▶ **INSTRUCTIONS FOR THE TASK**
Write out the listing below exactly, and omit any images you find in it.

Items from a figure collection:
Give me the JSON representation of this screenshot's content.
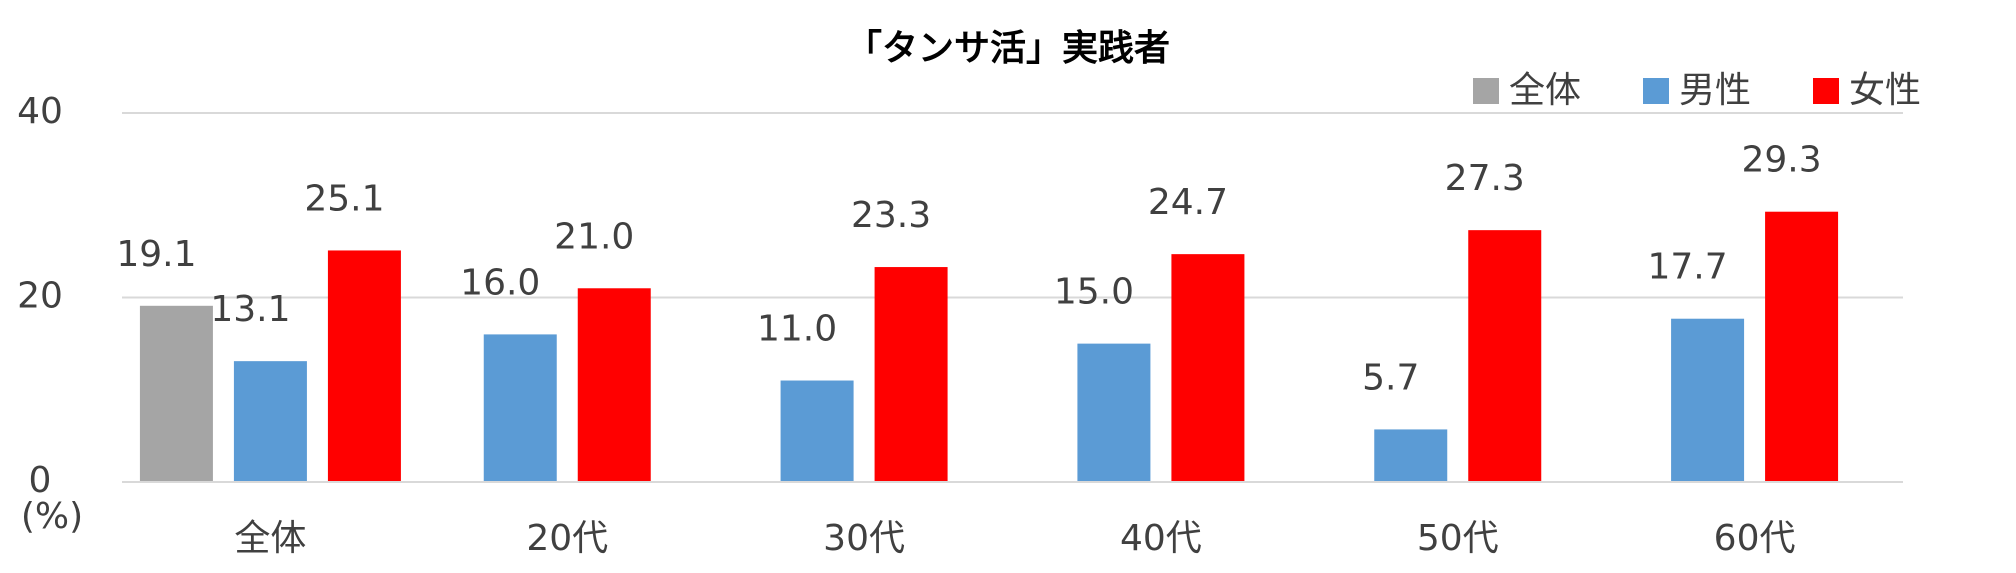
{
  "chart_data": {
    "type": "bar",
    "title": "「タンサ活」実践者",
    "y_label": "(%)",
    "categories": [
      "全体",
      "20代",
      "30代",
      "40代",
      "50代",
      "60代"
    ],
    "series": [
      {
        "name": "全体",
        "color": "#a5a5a5",
        "values": [
          19.1,
          null,
          null,
          null,
          null,
          null
        ],
        "value_labels": [
          "19.1",
          null,
          null,
          null,
          null,
          null
        ]
      },
      {
        "name": "男性",
        "color": "#5b9bd5",
        "values": [
          13.1,
          16.0,
          11.0,
          15.0,
          5.7,
          17.7
        ],
        "value_labels": [
          "13.1",
          "16.0",
          "11.0",
          "15.0",
          "5.7",
          "17.7"
        ]
      },
      {
        "name": "女性",
        "color": "#ff0000",
        "values": [
          25.1,
          21.0,
          23.3,
          24.7,
          27.3,
          29.3
        ],
        "value_labels": [
          "25.1",
          "21.0",
          "23.3",
          "24.7",
          "27.3",
          "29.3"
        ]
      }
    ],
    "ylim": [
      0,
      40
    ],
    "yticks": [
      0,
      20,
      40
    ],
    "grid": true,
    "legend": "top-right"
  }
}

▶ **THE OUTPUT**
Give me the JSON representation of this screenshot's content.
{
  "chart_data": {
    "type": "bar",
    "title": "「タンサ活」実践者",
    "y_label": "(%)",
    "categories": [
      "全体",
      "20代",
      "30代",
      "40代",
      "50代",
      "60代"
    ],
    "series": [
      {
        "name": "全体",
        "color": "#a5a5a5",
        "values": [
          19.1,
          null,
          null,
          null,
          null,
          null
        ],
        "value_labels": [
          "19.1",
          null,
          null,
          null,
          null,
          null
        ]
      },
      {
        "name": "男性",
        "color": "#5b9bd5",
        "values": [
          13.1,
          16.0,
          11.0,
          15.0,
          5.7,
          17.7
        ],
        "value_labels": [
          "13.1",
          "16.0",
          "11.0",
          "15.0",
          "5.7",
          "17.7"
        ]
      },
      {
        "name": "女性",
        "color": "#ff0000",
        "values": [
          25.1,
          21.0,
          23.3,
          24.7,
          27.3,
          29.3
        ],
        "value_labels": [
          "25.1",
          "21.0",
          "23.3",
          "24.7",
          "27.3",
          "29.3"
        ]
      }
    ],
    "ylim": [
      0,
      40
    ],
    "yticks": [
      0,
      20,
      40
    ],
    "grid": true,
    "legend": "top-right"
  }
}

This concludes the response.